Dataset items:
________________________
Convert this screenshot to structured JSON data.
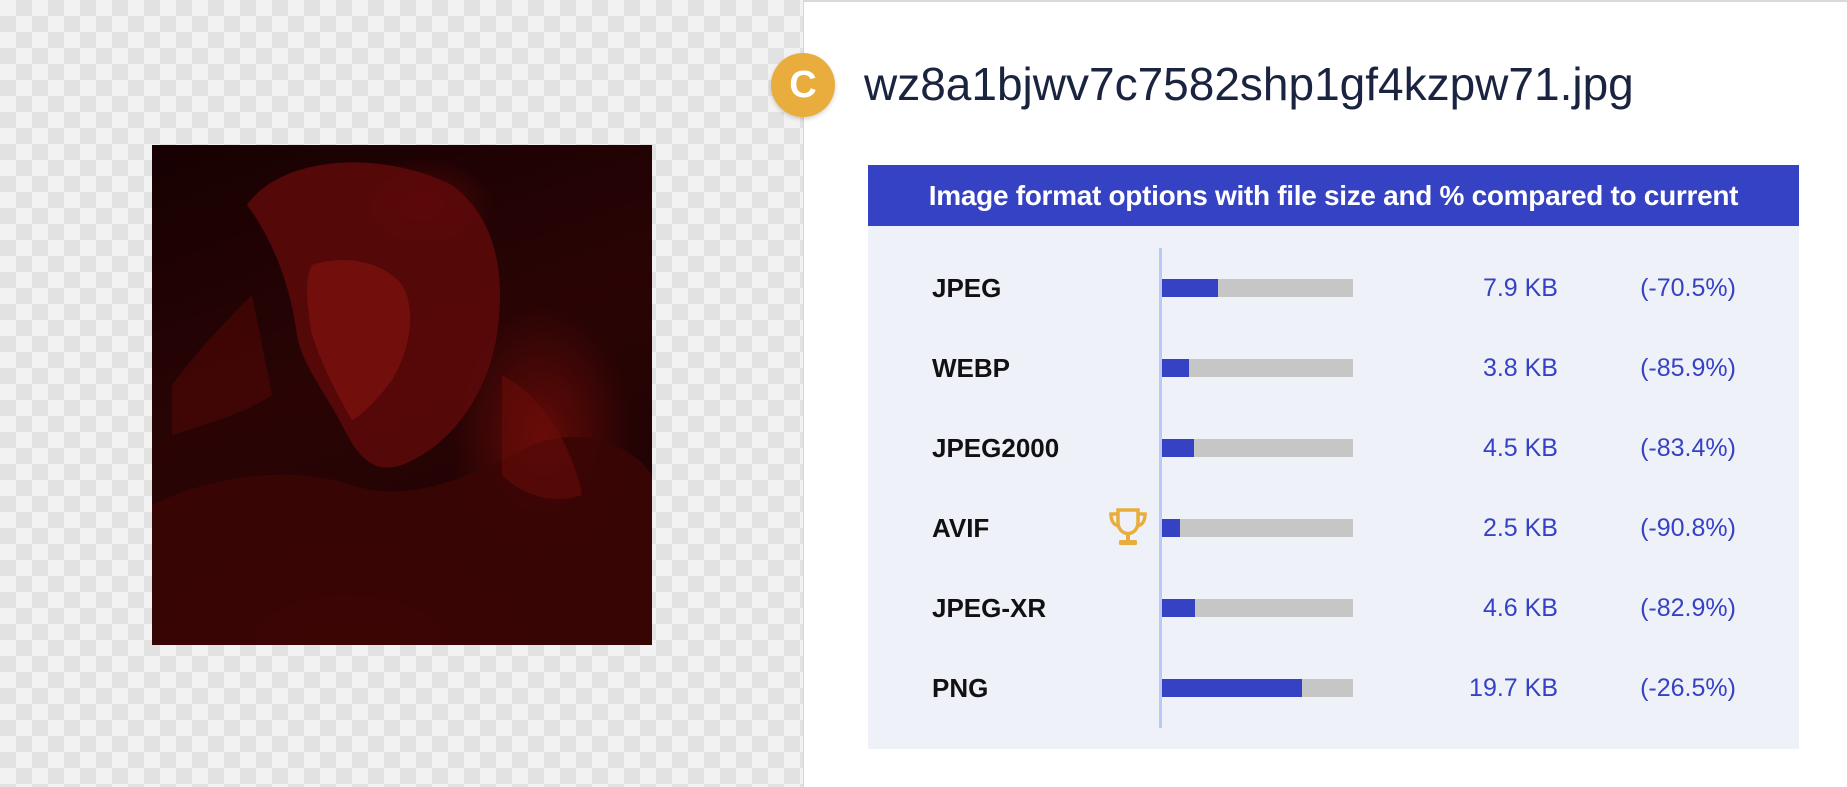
{
  "file": {
    "badge_letter": "C",
    "badge_color": "#e8ad3c",
    "name": "wz8a1bjwv7c7582shp1gf4kzpw71.jpg"
  },
  "card": {
    "title": "Image format options with file size and % compared to current",
    "accent_color": "#3642c4",
    "best_icon": "trophy-icon",
    "formats": [
      {
        "name": "JPEG",
        "size": "7.9 KB",
        "change": "(-70.5%)",
        "bar_fraction": 0.295,
        "best": false
      },
      {
        "name": "WEBP",
        "size": "3.8 KB",
        "change": "(-85.9%)",
        "bar_fraction": 0.141,
        "best": false
      },
      {
        "name": "JPEG2000",
        "size": "4.5 KB",
        "change": "(-83.4%)",
        "bar_fraction": 0.166,
        "best": false
      },
      {
        "name": "AVIF",
        "size": "2.5 KB",
        "change": "(-90.8%)",
        "bar_fraction": 0.092,
        "best": true
      },
      {
        "name": "JPEG-XR",
        "size": "4.6 KB",
        "change": "(-82.9%)",
        "bar_fraction": 0.171,
        "best": false
      },
      {
        "name": "PNG",
        "size": "19.7 KB",
        "change": "(-26.5%)",
        "bar_fraction": 0.735,
        "best": false
      }
    ]
  }
}
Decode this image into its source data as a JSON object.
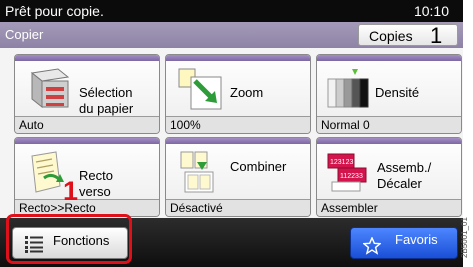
{
  "status_bar": {
    "message": "Prêt pour copie.",
    "time": "10:10"
  },
  "header": {
    "title": "Copier",
    "copies_label": "Copies",
    "copies_value": "1"
  },
  "tiles": [
    {
      "label_line1": "Sélection",
      "label_line2": "du papier",
      "value": "Auto",
      "icon": "paper-tray-icon"
    },
    {
      "label_line1": "Zoom",
      "label_line2": "",
      "value": "100%",
      "icon": "zoom-icon"
    },
    {
      "label_line1": "Densité",
      "label_line2": "",
      "value": "Normal 0",
      "icon": "density-icon"
    },
    {
      "label_line1": "Recto",
      "label_line2": "verso",
      "value": "Recto>>Recto",
      "icon": "duplex-icon"
    },
    {
      "label_line1": "Combiner",
      "label_line2": "",
      "value": "Désactivé",
      "icon": "combine-icon"
    },
    {
      "label_line1": "Assemb./",
      "label_line2": "Décaler",
      "value": "Assembler",
      "icon": "collate-icon",
      "icon_text": [
        "123123",
        "112233"
      ]
    }
  ],
  "footer": {
    "functions_label": "Fonctions",
    "favorites_label": "Favoris"
  },
  "annotation": {
    "step": "1"
  },
  "side_code": "2B5001_01",
  "colors": {
    "accent": "#7c68a4",
    "header": "#9a8fb0",
    "callout": "#e0101a",
    "favorites": "#2a5ff0"
  }
}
________________________
## DIRECTIONS
Only the number is wanted: how many lines of these entries contain the string "size"?

## THE COMPLETED TASK
7